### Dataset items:
%%
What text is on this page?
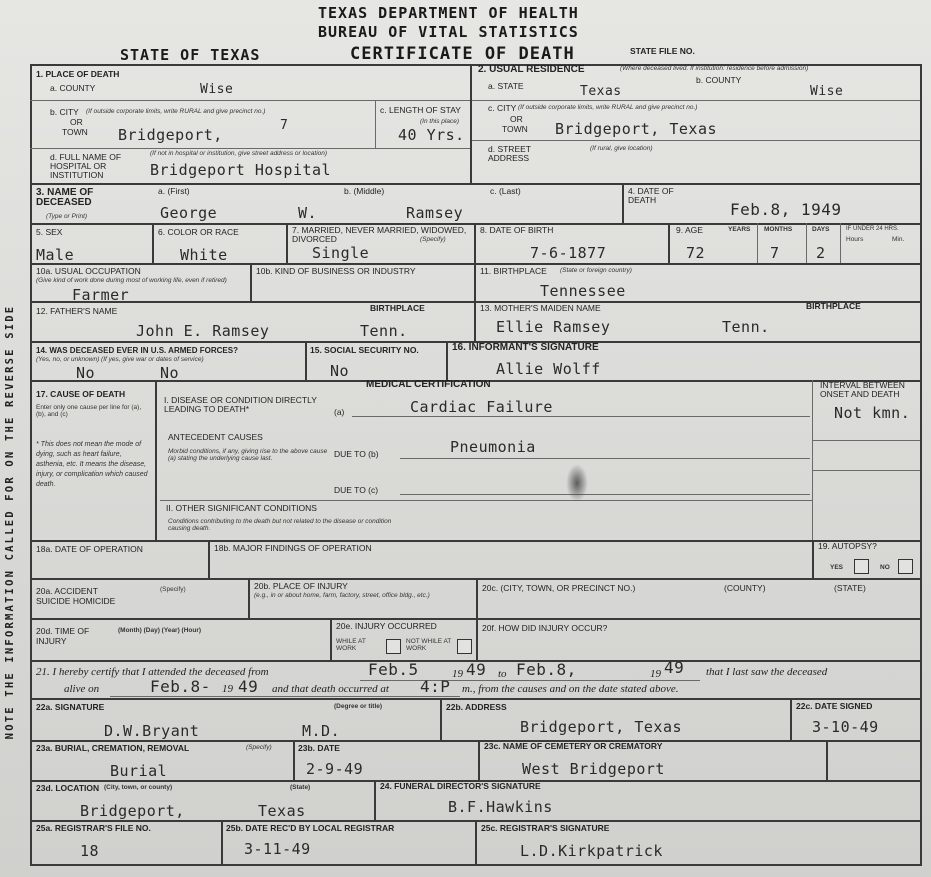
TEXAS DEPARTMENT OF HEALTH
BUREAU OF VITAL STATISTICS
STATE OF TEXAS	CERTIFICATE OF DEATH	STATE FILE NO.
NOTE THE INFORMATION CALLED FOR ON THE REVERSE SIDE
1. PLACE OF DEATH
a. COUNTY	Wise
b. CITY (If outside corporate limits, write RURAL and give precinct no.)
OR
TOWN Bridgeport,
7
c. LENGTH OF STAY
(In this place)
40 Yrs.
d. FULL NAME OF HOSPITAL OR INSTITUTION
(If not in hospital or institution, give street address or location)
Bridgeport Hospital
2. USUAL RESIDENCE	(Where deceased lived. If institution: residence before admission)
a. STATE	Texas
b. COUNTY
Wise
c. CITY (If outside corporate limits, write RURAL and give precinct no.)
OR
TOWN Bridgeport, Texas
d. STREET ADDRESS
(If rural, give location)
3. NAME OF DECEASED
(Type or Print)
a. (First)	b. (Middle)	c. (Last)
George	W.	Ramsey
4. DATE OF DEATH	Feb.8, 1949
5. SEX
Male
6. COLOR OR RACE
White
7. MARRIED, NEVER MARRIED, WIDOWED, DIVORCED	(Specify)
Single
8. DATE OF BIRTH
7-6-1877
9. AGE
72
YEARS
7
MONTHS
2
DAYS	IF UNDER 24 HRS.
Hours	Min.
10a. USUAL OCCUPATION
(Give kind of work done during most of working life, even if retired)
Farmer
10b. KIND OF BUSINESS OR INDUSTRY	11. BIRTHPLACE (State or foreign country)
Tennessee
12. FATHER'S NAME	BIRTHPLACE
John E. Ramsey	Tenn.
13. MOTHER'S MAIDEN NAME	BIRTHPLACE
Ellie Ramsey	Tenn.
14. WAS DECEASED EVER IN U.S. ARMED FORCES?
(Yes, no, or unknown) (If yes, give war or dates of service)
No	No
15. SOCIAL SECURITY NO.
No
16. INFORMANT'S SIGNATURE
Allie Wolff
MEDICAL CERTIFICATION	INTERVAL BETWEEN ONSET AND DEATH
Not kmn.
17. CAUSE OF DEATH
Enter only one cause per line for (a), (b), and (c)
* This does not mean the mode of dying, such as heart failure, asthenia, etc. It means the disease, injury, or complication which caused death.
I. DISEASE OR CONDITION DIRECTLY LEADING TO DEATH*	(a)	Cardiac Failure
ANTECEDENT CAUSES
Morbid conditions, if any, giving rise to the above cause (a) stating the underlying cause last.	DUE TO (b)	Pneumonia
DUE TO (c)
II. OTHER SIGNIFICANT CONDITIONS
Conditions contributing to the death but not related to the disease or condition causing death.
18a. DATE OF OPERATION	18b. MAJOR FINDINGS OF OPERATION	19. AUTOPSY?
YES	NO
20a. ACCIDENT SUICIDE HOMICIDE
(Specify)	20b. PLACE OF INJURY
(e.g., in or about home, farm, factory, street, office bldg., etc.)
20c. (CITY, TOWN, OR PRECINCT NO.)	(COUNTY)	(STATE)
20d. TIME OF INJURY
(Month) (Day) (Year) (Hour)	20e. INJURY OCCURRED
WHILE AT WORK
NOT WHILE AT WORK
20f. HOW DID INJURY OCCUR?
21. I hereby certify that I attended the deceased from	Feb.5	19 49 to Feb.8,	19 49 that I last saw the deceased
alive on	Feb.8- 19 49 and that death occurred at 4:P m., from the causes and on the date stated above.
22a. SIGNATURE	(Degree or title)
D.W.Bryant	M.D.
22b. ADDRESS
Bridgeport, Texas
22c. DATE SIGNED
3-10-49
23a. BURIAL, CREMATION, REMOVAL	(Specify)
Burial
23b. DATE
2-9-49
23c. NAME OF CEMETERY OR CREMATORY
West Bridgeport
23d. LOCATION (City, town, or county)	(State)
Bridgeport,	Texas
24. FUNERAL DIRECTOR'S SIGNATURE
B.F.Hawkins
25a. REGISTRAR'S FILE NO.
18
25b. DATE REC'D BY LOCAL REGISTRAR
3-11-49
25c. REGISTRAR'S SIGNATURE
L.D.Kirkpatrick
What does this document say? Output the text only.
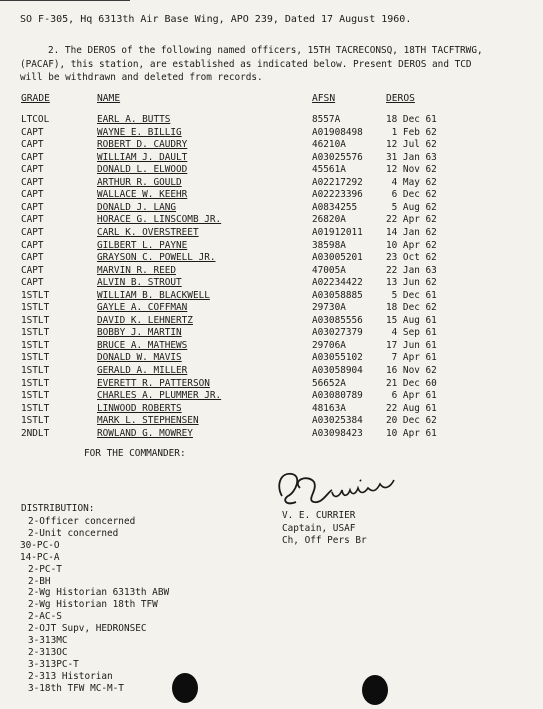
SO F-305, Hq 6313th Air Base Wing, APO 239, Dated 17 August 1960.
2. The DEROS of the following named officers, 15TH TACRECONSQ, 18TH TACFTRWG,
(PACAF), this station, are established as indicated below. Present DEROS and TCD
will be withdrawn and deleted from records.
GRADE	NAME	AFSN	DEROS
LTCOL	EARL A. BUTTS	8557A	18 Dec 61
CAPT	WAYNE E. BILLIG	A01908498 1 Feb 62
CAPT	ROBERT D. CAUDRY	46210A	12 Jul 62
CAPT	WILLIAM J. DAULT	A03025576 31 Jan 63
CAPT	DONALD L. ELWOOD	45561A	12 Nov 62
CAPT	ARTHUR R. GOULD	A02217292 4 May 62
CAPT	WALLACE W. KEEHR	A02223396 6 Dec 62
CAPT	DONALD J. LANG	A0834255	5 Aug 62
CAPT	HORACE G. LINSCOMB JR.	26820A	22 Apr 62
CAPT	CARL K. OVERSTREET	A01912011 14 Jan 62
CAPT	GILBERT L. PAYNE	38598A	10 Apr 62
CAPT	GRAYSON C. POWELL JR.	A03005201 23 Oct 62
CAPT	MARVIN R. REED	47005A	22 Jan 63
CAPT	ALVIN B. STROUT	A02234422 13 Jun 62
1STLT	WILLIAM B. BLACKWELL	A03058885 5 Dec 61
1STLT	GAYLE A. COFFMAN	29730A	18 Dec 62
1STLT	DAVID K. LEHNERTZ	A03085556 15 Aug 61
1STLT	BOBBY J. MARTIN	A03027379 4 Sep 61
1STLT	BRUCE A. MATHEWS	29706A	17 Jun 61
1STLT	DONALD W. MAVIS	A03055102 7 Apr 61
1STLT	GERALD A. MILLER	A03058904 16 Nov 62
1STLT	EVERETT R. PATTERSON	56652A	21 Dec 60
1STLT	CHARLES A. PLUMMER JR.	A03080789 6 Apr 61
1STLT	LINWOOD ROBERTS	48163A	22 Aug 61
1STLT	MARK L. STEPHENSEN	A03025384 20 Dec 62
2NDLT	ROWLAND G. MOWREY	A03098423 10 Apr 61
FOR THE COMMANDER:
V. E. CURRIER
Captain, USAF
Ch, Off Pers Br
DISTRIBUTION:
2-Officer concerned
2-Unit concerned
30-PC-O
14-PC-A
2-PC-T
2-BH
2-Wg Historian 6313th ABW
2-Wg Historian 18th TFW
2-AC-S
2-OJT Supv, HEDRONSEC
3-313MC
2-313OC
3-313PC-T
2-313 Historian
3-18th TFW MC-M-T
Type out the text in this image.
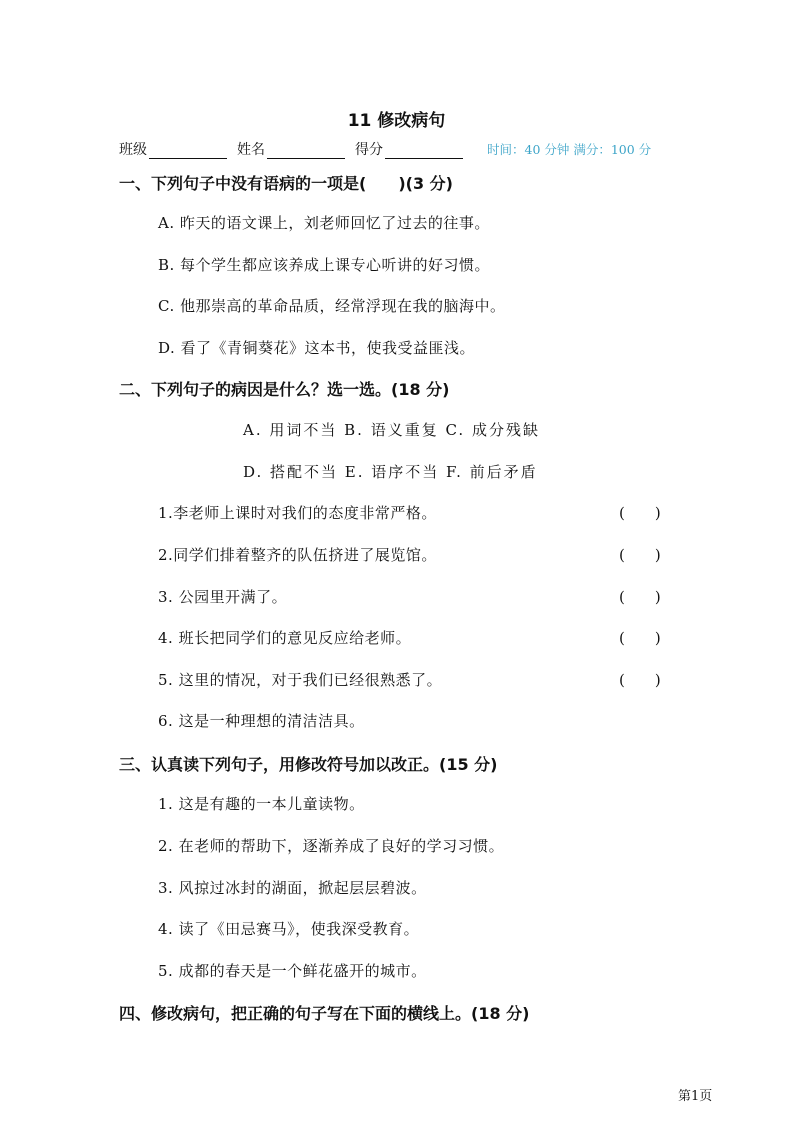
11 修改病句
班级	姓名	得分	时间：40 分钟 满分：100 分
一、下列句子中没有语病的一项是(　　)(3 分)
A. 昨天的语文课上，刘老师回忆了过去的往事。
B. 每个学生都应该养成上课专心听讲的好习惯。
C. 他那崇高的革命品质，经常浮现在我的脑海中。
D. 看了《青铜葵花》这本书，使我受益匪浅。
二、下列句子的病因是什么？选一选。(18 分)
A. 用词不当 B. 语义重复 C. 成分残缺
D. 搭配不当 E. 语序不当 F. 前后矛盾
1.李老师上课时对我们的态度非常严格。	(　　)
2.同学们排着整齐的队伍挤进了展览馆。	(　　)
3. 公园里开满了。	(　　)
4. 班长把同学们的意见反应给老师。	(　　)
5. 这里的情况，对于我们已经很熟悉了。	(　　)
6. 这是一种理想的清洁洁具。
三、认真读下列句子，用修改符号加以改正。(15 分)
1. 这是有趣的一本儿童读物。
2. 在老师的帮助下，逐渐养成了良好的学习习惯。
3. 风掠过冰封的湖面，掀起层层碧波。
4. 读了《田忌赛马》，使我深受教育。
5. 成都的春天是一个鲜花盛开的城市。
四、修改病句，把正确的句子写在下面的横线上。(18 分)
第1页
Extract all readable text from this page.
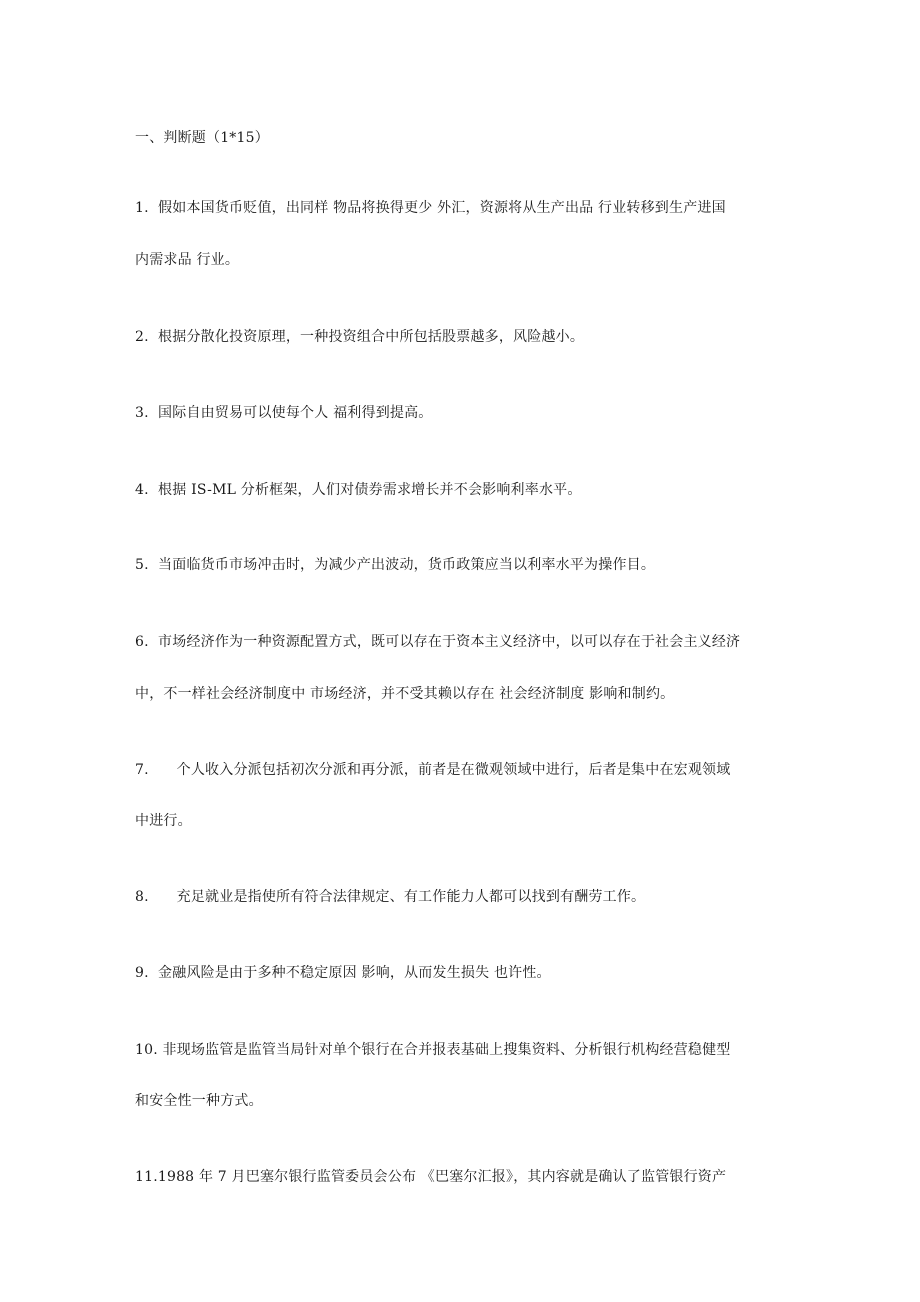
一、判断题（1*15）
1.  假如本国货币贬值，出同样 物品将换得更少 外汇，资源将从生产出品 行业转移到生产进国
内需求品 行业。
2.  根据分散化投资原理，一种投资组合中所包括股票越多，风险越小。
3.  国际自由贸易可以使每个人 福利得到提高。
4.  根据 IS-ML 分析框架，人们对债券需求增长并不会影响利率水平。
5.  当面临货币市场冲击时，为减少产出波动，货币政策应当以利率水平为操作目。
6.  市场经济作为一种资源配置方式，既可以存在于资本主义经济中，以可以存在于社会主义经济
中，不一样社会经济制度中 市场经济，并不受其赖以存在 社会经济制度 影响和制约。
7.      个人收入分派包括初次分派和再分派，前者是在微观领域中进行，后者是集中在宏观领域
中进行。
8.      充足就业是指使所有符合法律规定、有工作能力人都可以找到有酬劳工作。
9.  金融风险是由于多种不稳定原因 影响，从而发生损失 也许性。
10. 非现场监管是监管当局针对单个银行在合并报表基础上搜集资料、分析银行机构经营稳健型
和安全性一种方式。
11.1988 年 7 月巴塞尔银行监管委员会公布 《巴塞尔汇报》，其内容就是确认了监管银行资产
%%
### Directive:
Copy each line of the listing that includes "only".

### Response to the task:
Enter only one cause per line for (a), (b), and (c)
What does this document say? Output the text only.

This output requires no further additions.